**REQUIREMENT**
Exactly as they appear, output all of the entries.

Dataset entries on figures

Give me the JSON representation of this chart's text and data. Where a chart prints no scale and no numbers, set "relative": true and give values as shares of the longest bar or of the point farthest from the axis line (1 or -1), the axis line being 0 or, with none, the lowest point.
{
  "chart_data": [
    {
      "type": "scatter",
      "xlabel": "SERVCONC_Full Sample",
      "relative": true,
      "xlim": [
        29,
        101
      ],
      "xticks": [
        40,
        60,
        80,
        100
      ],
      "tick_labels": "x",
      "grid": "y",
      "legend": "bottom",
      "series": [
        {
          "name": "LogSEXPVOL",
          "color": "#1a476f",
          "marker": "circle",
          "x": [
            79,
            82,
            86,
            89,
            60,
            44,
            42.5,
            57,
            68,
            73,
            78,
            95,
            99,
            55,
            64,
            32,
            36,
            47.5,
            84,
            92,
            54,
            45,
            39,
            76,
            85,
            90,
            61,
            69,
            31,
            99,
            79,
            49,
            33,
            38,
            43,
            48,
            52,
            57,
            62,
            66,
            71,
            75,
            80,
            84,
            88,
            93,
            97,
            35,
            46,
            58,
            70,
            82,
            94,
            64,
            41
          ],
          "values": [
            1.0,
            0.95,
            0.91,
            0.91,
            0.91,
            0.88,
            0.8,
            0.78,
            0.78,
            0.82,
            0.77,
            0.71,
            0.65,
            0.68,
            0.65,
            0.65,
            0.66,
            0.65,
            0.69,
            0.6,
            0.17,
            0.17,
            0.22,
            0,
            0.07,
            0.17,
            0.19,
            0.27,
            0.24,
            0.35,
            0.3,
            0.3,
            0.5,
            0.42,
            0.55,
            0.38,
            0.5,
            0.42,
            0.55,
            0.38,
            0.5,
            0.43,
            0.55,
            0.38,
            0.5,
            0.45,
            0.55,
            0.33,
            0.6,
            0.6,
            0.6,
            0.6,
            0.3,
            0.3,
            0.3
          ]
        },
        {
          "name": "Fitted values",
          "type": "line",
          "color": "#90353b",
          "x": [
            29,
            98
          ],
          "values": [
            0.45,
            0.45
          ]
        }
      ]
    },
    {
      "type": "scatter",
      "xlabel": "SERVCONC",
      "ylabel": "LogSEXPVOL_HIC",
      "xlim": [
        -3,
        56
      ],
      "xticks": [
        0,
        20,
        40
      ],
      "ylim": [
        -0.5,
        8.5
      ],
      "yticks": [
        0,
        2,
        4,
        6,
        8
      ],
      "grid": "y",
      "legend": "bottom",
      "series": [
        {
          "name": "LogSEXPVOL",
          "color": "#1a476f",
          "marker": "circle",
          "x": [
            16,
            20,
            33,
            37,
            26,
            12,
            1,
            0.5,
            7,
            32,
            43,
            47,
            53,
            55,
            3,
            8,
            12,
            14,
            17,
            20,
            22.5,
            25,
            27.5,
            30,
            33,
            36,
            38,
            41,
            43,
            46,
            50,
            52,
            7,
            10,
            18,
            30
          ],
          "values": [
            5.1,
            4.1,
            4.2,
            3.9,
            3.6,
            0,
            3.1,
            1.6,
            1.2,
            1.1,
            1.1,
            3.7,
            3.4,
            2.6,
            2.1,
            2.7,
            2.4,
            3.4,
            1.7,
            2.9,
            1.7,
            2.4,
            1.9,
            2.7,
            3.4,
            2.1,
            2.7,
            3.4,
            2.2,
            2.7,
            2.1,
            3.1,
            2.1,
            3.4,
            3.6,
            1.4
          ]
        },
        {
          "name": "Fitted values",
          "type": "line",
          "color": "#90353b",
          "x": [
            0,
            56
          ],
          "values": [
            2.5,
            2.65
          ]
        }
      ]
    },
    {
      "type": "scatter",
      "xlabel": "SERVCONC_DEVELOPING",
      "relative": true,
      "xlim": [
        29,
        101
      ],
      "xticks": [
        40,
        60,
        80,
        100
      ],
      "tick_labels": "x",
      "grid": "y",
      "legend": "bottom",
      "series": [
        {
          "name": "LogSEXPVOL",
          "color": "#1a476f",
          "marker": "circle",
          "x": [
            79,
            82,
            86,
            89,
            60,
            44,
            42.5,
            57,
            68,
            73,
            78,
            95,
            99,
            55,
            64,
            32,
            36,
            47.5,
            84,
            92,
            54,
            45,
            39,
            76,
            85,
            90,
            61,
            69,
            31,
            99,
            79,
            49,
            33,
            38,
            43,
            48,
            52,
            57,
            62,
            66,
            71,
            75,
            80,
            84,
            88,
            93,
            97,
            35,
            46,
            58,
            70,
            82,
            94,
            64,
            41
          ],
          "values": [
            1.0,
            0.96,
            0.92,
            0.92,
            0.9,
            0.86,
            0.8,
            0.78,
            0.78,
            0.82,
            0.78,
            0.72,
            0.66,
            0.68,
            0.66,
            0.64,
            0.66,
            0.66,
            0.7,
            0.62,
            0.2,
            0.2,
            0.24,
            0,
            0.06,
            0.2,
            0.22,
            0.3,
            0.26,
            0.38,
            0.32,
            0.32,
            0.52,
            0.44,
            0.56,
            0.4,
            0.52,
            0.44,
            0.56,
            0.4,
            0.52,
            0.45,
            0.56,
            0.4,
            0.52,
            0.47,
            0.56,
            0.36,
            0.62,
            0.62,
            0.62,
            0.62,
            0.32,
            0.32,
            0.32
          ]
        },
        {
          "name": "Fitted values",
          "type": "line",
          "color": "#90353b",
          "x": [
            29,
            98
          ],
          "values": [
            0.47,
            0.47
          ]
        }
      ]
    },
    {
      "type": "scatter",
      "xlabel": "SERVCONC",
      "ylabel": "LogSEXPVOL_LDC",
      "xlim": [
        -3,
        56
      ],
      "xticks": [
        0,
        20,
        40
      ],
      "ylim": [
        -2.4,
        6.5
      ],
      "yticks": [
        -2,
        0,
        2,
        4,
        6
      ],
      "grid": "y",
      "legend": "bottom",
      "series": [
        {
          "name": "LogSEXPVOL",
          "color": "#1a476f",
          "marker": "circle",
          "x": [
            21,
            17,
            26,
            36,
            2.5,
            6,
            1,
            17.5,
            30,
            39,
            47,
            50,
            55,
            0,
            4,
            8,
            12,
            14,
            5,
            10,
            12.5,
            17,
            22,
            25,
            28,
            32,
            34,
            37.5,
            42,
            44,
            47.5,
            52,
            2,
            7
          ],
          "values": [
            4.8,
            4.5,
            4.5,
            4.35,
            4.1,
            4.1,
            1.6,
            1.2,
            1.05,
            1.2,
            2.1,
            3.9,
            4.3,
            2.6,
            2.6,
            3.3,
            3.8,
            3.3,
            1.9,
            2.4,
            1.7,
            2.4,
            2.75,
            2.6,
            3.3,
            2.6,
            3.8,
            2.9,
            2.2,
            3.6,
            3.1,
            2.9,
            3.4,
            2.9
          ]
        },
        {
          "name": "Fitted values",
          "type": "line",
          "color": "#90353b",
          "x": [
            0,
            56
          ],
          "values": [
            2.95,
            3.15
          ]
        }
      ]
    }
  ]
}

**ANSWER TO THIS TASK**
Give me the JSON representation of this chart's text and data. Where a chart prints no scale and no numbers, set "relative": true and give values as shares of the longest bar or of the point farthest from the axis line (1 or -1), the axis line being 0 or, with none, the lowest point.
{
  "chart_data": [
    {
      "type": "scatter",
      "xlabel": "SERVCONC_Full Sample",
      "relative": true,
      "xlim": [
        29,
        101
      ],
      "xticks": [
        40,
        60,
        80,
        100
      ],
      "tick_labels": "x",
      "grid": "y",
      "legend": "bottom",
      "series": [
        {
          "name": "LogSEXPVOL",
          "color": "#1a476f",
          "marker": "circle",
          "x": [
            79,
            82,
            86,
            89,
            60,
            44,
            42.5,
            57,
            68,
            73,
            78,
            95,
            99,
            55,
            64,
            32,
            36,
            47.5,
            84,
            92,
            54,
            45,
            39,
            76,
            85,
            90,
            61,
            69,
            31,
            99,
            79,
            49,
            33,
            38,
            43,
            48,
            52,
            57,
            62,
            66,
            71,
            75,
            80,
            84,
            88,
            93,
            97,
            35,
            46,
            58,
            70,
            82,
            94,
            64,
            41
          ],
          "values": [
            1.0,
            0.95,
            0.91,
            0.91,
            0.91,
            0.88,
            0.8,
            0.78,
            0.78,
            0.82,
            0.77,
            0.71,
            0.65,
            0.68,
            0.65,
            0.65,
            0.66,
            0.65,
            0.69,
            0.6,
            0.17,
            0.17,
            0.22,
            0,
            0.07,
            0.17,
            0.19,
            0.27,
            0.24,
            0.35,
            0.3,
            0.3,
            0.5,
            0.42,
            0.55,
            0.38,
            0.5,
            0.42,
            0.55,
            0.38,
            0.5,
            0.43,
            0.55,
            0.38,
            0.5,
            0.45,
            0.55,
            0.33,
            0.6,
            0.6,
            0.6,
            0.6,
            0.3,
            0.3,
            0.3
          ]
        },
        {
          "name": "Fitted values",
          "type": "line",
          "color": "#90353b",
          "x": [
            29,
            98
          ],
          "values": [
            0.45,
            0.45
          ]
        }
      ]
    },
    {
      "type": "scatter",
      "xlabel": "SERVCONC",
      "ylabel": "LogSEXPVOL_HIC",
      "xlim": [
        -3,
        56
      ],
      "xticks": [
        0,
        20,
        40
      ],
      "ylim": [
        -0.5,
        8.5
      ],
      "yticks": [
        0,
        2,
        4,
        6,
        8
      ],
      "grid": "y",
      "legend": "bottom",
      "series": [
        {
          "name": "LogSEXPVOL",
          "color": "#1a476f",
          "marker": "circle",
          "x": [
            16,
            20,
            33,
            37,
            26,
            12,
            1,
            0.5,
            7,
            32,
            43,
            47,
            53,
            55,
            3,
            8,
            12,
            14,
            17,
            20,
            22.5,
            25,
            27.5,
            30,
            33,
            36,
            38,
            41,
            43,
            46,
            50,
            52,
            7,
            10,
            18,
            30
          ],
          "values": [
            5.1,
            4.1,
            4.2,
            3.9,
            3.6,
            0,
            3.1,
            1.6,
            1.2,
            1.1,
            1.1,
            3.7,
            3.4,
            2.6,
            2.1,
            2.7,
            2.4,
            3.4,
            1.7,
            2.9,
            1.7,
            2.4,
            1.9,
            2.7,
            3.4,
            2.1,
            2.7,
            3.4,
            2.2,
            2.7,
            2.1,
            3.1,
            2.1,
            3.4,
            3.6,
            1.4
          ]
        },
        {
          "name": "Fitted values",
          "type": "line",
          "color": "#90353b",
          "x": [
            0,
            56
          ],
          "values": [
            2.5,
            2.65
          ]
        }
      ]
    },
    {
      "type": "scatter",
      "xlabel": "SERVCONC_DEVELOPING",
      "relative": true,
      "xlim": [
        29,
        101
      ],
      "xticks": [
        40,
        60,
        80,
        100
      ],
      "tick_labels": "x",
      "grid": "y",
      "legend": "bottom",
      "series": [
        {
          "name": "LogSEXPVOL",
          "color": "#1a476f",
          "marker": "circle",
          "x": [
            79,
            82,
            86,
            89,
            60,
            44,
            42.5,
            57,
            68,
            73,
            78,
            95,
            99,
            55,
            64,
            32,
            36,
            47.5,
            84,
            92,
            54,
            45,
            39,
            76,
            85,
            90,
            61,
            69,
            31,
            99,
            79,
            49,
            33,
            38,
            43,
            48,
            52,
            57,
            62,
            66,
            71,
            75,
            80,
            84,
            88,
            93,
            97,
            35,
            46,
            58,
            70,
            82,
            94,
            64,
            41
          ],
          "values": [
            1.0,
            0.96,
            0.92,
            0.92,
            0.9,
            0.86,
            0.8,
            0.78,
            0.78,
            0.82,
            0.78,
            0.72,
            0.66,
            0.68,
            0.66,
            0.64,
            0.66,
            0.66,
            0.7,
            0.62,
            0.2,
            0.2,
            0.24,
            0,
            0.06,
            0.2,
            0.22,
            0.3,
            0.26,
            0.38,
            0.32,
            0.32,
            0.52,
            0.44,
            0.56,
            0.4,
            0.52,
            0.44,
            0.56,
            0.4,
            0.52,
            0.45,
            0.56,
            0.4,
            0.52,
            0.47,
            0.56,
            0.36,
            0.62,
            0.62,
            0.62,
            0.62,
            0.32,
            0.32,
            0.32
          ]
        },
        {
          "name": "Fitted values",
          "type": "line",
          "color": "#90353b",
          "x": [
            29,
            98
          ],
          "values": [
            0.47,
            0.47
          ]
        }
      ]
    },
    {
      "type": "scatter",
      "xlabel": "SERVCONC",
      "ylabel": "LogSEXPVOL_LDC",
      "xlim": [
        -3,
        56
      ],
      "xticks": [
        0,
        20,
        40
      ],
      "ylim": [
        -2.4,
        6.5
      ],
      "yticks": [
        -2,
        0,
        2,
        4,
        6
      ],
      "grid": "y",
      "legend": "bottom",
      "series": [
        {
          "name": "LogSEXPVOL",
          "color": "#1a476f",
          "marker": "circle",
          "x": [
            21,
            17,
            26,
            36,
            2.5,
            6,
            1,
            17.5,
            30,
            39,
            47,
            50,
            55,
            0,
            4,
            8,
            12,
            14,
            5,
            10,
            12.5,
            17,
            22,
            25,
            28,
            32,
            34,
            37.5,
            42,
            44,
            47.5,
            52,
            2,
            7
          ],
          "values": [
            4.8,
            4.5,
            4.5,
            4.35,
            4.1,
            4.1,
            1.6,
            1.2,
            1.05,
            1.2,
            2.1,
            3.9,
            4.3,
            2.6,
            2.6,
            3.3,
            3.8,
            3.3,
            1.9,
            2.4,
            1.7,
            2.4,
            2.75,
            2.6,
            3.3,
            2.6,
            3.8,
            2.9,
            2.2,
            3.6,
            3.1,
            2.9,
            3.4,
            2.9
          ]
        },
        {
          "name": "Fitted values",
          "type": "line",
          "color": "#90353b",
          "x": [
            0,
            56
          ],
          "values": [
            2.95,
            3.15
          ]
        }
      ]
    }
  ]
}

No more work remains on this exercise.